§ **STATED TASK**
Return every line below in which "LoginVSI" appears.

··· DATA SUPPLIED ···

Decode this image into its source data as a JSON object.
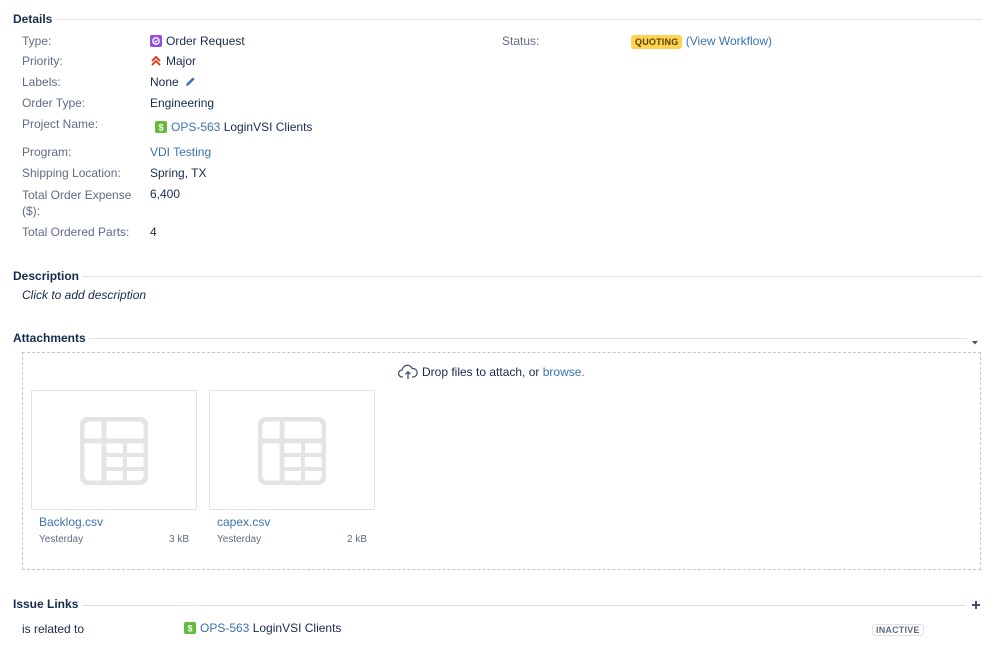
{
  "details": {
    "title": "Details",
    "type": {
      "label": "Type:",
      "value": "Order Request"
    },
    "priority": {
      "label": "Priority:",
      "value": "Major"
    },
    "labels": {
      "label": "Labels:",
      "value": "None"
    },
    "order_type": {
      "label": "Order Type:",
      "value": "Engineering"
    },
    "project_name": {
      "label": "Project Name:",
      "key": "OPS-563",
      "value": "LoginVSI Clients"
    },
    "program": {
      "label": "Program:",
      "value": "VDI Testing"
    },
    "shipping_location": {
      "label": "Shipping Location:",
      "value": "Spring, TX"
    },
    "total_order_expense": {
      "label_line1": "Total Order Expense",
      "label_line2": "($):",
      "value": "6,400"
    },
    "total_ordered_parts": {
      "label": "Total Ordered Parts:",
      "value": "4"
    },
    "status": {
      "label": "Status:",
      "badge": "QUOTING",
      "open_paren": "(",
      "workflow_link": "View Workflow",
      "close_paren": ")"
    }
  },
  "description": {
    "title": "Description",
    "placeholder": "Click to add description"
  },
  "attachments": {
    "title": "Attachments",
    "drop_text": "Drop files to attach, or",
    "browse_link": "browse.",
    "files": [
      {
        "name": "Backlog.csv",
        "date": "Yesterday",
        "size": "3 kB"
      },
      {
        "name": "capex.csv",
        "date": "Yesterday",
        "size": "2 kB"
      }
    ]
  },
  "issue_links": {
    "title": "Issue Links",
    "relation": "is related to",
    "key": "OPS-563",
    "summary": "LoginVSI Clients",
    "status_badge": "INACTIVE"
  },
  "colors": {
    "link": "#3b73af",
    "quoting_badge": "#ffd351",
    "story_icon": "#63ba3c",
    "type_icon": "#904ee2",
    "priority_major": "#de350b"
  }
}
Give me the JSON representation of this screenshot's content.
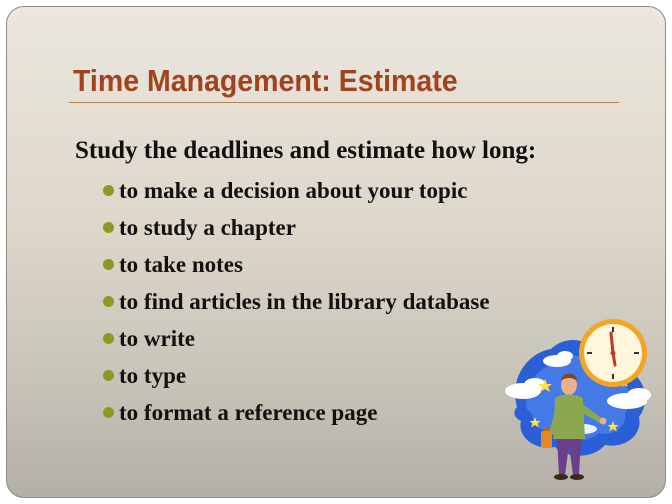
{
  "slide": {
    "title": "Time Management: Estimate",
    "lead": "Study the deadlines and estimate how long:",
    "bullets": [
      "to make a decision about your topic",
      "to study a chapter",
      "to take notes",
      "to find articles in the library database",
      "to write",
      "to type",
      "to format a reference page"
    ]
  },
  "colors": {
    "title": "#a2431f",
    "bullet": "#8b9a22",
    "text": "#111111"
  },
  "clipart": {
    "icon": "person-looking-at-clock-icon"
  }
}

···

§ **PROBLEM SOLUTION**
      "value": "LoginVSI Clients"
    "summary": "LoginVSI Clients",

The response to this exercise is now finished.